▶ EXERCISE
The entries below are to be transcribed in full, without their images.

▶ RECORDS SHOWN
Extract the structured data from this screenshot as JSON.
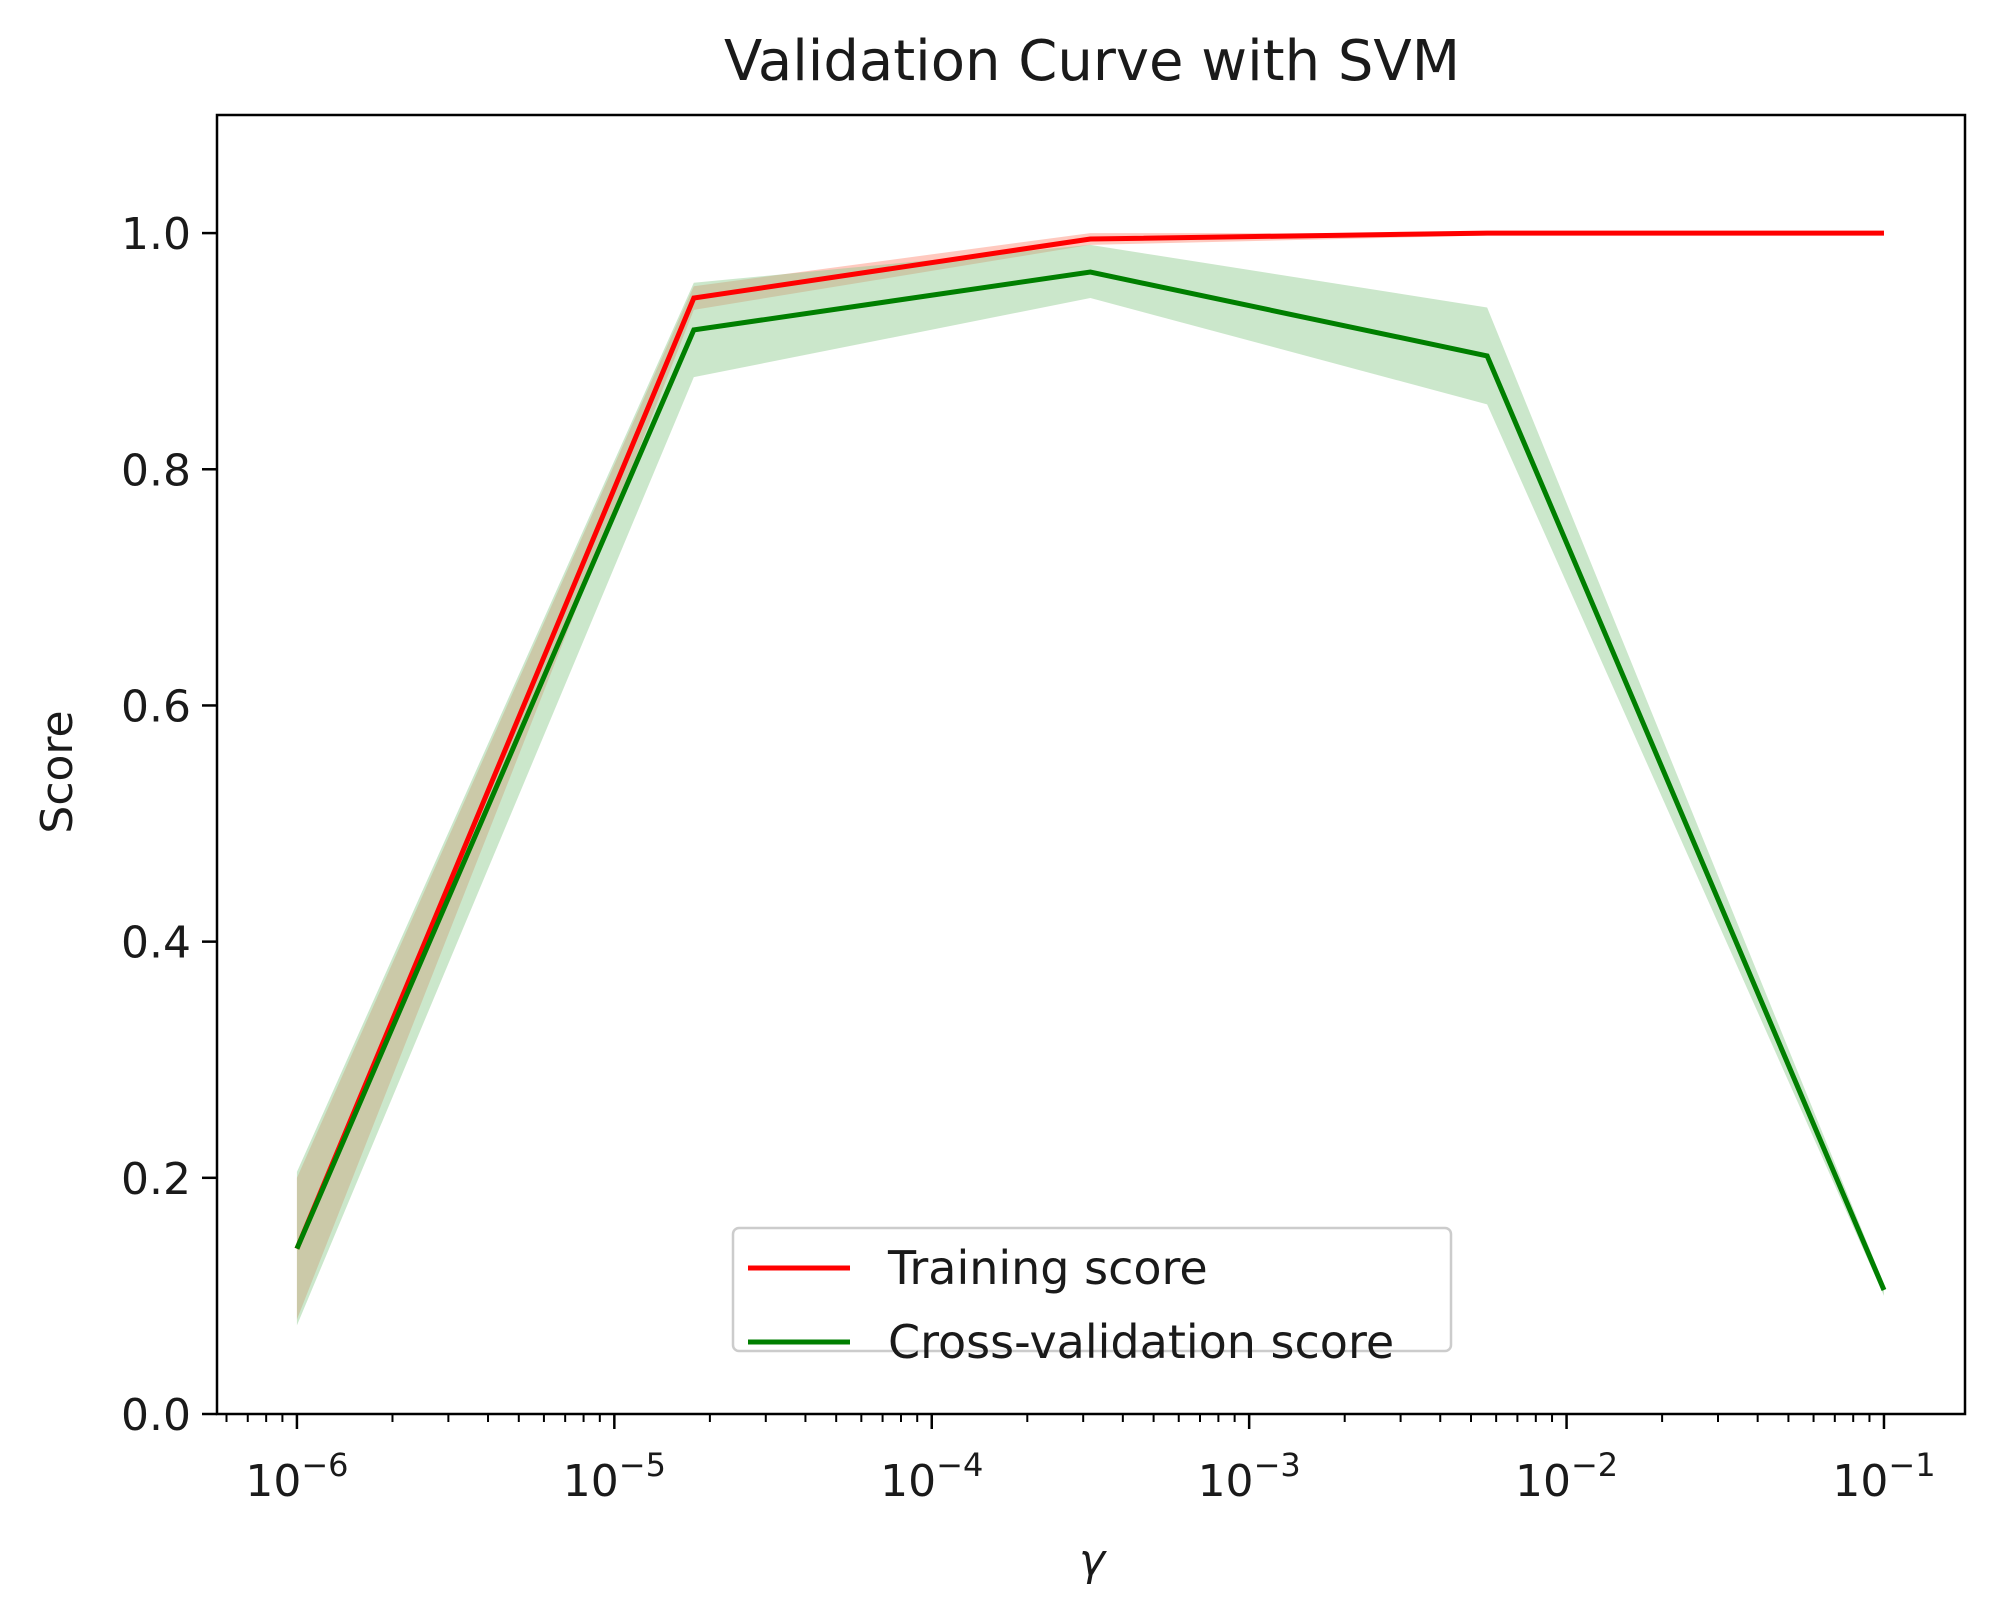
{
  "chart_data": {
    "type": "line",
    "title": "Validation Curve with SVM",
    "xlabel": "γ",
    "ylabel": "Score",
    "xscale": "log",
    "xlim": [
      5.6e-07,
      0.18
    ],
    "ylim": [
      0.0,
      1.1
    ],
    "x_ticks": [
      {
        "value": 1e-06,
        "base": "10",
        "exp": "−6"
      },
      {
        "value": 1e-05,
        "base": "10",
        "exp": "−5"
      },
      {
        "value": 0.0001,
        "base": "10",
        "exp": "−4"
      },
      {
        "value": 0.001,
        "base": "10",
        "exp": "−3"
      },
      {
        "value": 0.01,
        "base": "10",
        "exp": "−2"
      },
      {
        "value": 0.1,
        "base": "10",
        "exp": "−1"
      }
    ],
    "y_ticks": [
      {
        "value": 0.0,
        "label": "0.0"
      },
      {
        "value": 0.2,
        "label": "0.2"
      },
      {
        "value": 0.4,
        "label": "0.4"
      },
      {
        "value": 0.6,
        "label": "0.6"
      },
      {
        "value": 0.8,
        "label": "0.8"
      },
      {
        "value": 1.0,
        "label": "1.0"
      }
    ],
    "x": [
      1e-06,
      1.78e-05,
      0.000316,
      0.00562,
      0.1
    ],
    "grid": false,
    "legend_position": "lower center",
    "series": [
      {
        "name": "Training score",
        "color": "#ff0000",
        "band_color": "#ff9d8a",
        "values": [
          0.14,
          0.945,
          0.995,
          1.0,
          1.0
        ],
        "band_lower": [
          0.08,
          0.935,
          0.99,
          0.998,
          0.998
        ],
        "band_upper": [
          0.2,
          0.955,
          1.0,
          1.0,
          1.0
        ]
      },
      {
        "name": "Cross-validation score",
        "color": "#007f00",
        "band_color": "#8cc98c",
        "values": [
          0.14,
          0.918,
          0.967,
          0.896,
          0.105
        ],
        "band_lower": [
          0.075,
          0.878,
          0.945,
          0.855,
          0.1
        ],
        "band_upper": [
          0.205,
          0.958,
          0.99,
          0.937,
          0.11
        ]
      }
    ]
  }
}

▶ EXERCISE ANSWER
Extract the structured data from this screenshot as JSON.
{
  "chart_data": {
    "type": "line",
    "title": "Validation Curve with SVM",
    "xlabel": "γ",
    "ylabel": "Score",
    "xscale": "log",
    "xlim": [
      5.6e-07,
      0.18
    ],
    "ylim": [
      0.0,
      1.1
    ],
    "x_ticks": [
      {
        "value": 1e-06,
        "base": "10",
        "exp": "−6"
      },
      {
        "value": 1e-05,
        "base": "10",
        "exp": "−5"
      },
      {
        "value": 0.0001,
        "base": "10",
        "exp": "−4"
      },
      {
        "value": 0.001,
        "base": "10",
        "exp": "−3"
      },
      {
        "value": 0.01,
        "base": "10",
        "exp": "−2"
      },
      {
        "value": 0.1,
        "base": "10",
        "exp": "−1"
      }
    ],
    "y_ticks": [
      {
        "value": 0.0,
        "label": "0.0"
      },
      {
        "value": 0.2,
        "label": "0.2"
      },
      {
        "value": 0.4,
        "label": "0.4"
      },
      {
        "value": 0.6,
        "label": "0.6"
      },
      {
        "value": 0.8,
        "label": "0.8"
      },
      {
        "value": 1.0,
        "label": "1.0"
      }
    ],
    "x": [
      1e-06,
      1.78e-05,
      0.000316,
      0.00562,
      0.1
    ],
    "grid": false,
    "legend_position": "lower center",
    "series": [
      {
        "name": "Training score",
        "color": "#ff0000",
        "band_color": "#ff9d8a",
        "values": [
          0.14,
          0.945,
          0.995,
          1.0,
          1.0
        ],
        "band_lower": [
          0.08,
          0.935,
          0.99,
          0.998,
          0.998
        ],
        "band_upper": [
          0.2,
          0.955,
          1.0,
          1.0,
          1.0
        ]
      },
      {
        "name": "Cross-validation score",
        "color": "#007f00",
        "band_color": "#8cc98c",
        "values": [
          0.14,
          0.918,
          0.967,
          0.896,
          0.105
        ],
        "band_lower": [
          0.075,
          0.878,
          0.945,
          0.855,
          0.1
        ],
        "band_upper": [
          0.205,
          0.958,
          0.99,
          0.937,
          0.11
        ]
      }
    ]
  }
}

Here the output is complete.